Saved data entries:

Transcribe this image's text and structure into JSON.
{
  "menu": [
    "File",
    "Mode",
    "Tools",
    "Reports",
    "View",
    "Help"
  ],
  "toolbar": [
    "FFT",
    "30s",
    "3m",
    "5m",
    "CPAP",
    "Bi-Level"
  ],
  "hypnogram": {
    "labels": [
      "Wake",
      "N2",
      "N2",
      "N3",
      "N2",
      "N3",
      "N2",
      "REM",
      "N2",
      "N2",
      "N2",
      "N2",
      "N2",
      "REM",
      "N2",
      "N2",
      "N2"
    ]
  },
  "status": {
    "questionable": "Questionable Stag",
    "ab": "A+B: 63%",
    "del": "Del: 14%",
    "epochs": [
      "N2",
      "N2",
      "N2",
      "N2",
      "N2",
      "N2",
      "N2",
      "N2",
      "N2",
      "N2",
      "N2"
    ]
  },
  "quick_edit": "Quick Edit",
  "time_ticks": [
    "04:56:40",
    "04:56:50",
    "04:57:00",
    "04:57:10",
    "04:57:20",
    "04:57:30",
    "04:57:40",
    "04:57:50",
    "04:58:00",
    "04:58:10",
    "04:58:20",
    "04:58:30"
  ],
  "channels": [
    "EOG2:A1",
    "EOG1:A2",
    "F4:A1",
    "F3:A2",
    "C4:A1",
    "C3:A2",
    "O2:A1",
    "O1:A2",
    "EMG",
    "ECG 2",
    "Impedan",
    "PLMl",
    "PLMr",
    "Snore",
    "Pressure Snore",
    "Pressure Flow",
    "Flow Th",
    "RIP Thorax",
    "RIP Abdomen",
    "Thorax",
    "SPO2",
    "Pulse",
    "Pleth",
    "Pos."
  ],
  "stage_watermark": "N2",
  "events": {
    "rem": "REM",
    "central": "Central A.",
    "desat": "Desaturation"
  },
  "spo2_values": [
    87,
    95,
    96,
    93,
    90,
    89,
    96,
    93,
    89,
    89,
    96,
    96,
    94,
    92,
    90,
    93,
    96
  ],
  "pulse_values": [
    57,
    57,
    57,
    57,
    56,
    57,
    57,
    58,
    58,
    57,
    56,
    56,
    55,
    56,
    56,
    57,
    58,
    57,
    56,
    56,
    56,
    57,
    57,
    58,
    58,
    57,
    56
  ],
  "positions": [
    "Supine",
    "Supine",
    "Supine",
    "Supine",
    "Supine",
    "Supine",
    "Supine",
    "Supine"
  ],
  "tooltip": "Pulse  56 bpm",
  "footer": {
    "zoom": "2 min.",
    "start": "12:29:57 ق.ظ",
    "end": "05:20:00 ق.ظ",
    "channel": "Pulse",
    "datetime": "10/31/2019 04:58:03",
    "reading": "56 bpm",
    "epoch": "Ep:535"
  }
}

Brief:
Each line of the material above must be retyped precisely.

Solution below:
Transcribe this image's text and structure into JSON.
{
  "menu": [
    "File",
    "Mode",
    "Tools",
    "Reports",
    "View",
    "Help"
  ],
  "toolbar": [
    "FFT",
    "30s",
    "3m",
    "5m",
    "CPAP",
    "Bi-Level"
  ],
  "hypnogram": {
    "labels": [
      "Wake",
      "N2",
      "N2",
      "N3",
      "N2",
      "N3",
      "N2",
      "REM",
      "N2",
      "N2",
      "N2",
      "N2",
      "N2",
      "REM",
      "N2",
      "N2",
      "N2"
    ]
  },
  "status": {
    "questionable": "Questionable Stag",
    "ab": "A+B: 63%",
    "del": "Del: 14%",
    "epochs": [
      "N2",
      "N2",
      "N2",
      "N2",
      "N2",
      "N2",
      "N2",
      "N2",
      "N2",
      "N2",
      "N2"
    ]
  },
  "quick_edit": "Quick Edit",
  "time_ticks": [
    "04:56:40",
    "04:56:50",
    "04:57:00",
    "04:57:10",
    "04:57:20",
    "04:57:30",
    "04:57:40",
    "04:57:50",
    "04:58:00",
    "04:58:10",
    "04:58:20",
    "04:58:30"
  ],
  "channels": [
    "EOG2:A1",
    "EOG1:A2",
    "F4:A1",
    "F3:A2",
    "C4:A1",
    "C3:A2",
    "O2:A1",
    "O1:A2",
    "EMG",
    "ECG 2",
    "Impedan",
    "PLMl",
    "PLMr",
    "Snore",
    "Pressure Snore",
    "Pressure Flow",
    "Flow Th",
    "RIP Thorax",
    "RIP Abdomen",
    "Thorax",
    "SPO2",
    "Pulse",
    "Pleth",
    "Pos."
  ],
  "stage_watermark": "N2",
  "events": {
    "rem": "REM",
    "central": "Central A.",
    "desat": "Desaturation"
  },
  "spo2_values": [
    87,
    95,
    96,
    93,
    90,
    89,
    96,
    93,
    89,
    89,
    96,
    96,
    94,
    92,
    90,
    93,
    96
  ],
  "pulse_values": [
    57,
    57,
    57,
    57,
    56,
    57,
    57,
    58,
    58,
    57,
    56,
    56,
    55,
    56,
    56,
    57,
    58,
    57,
    56,
    56,
    56,
    57,
    57,
    58,
    58,
    57,
    56
  ],
  "positions": [
    "Supine",
    "Supine",
    "Supine",
    "Supine",
    "Supine",
    "Supine",
    "Supine",
    "Supine"
  ],
  "tooltip": "Pulse  56 bpm",
  "footer": {
    "zoom": "2 min.",
    "start": "12:29:57 ق.ظ",
    "end": "05:20:00 ق.ظ",
    "channel": "Pulse",
    "datetime": "10/31/2019 04:58:03",
    "reading": "56 bpm",
    "epoch": "Ep:535"
  }
}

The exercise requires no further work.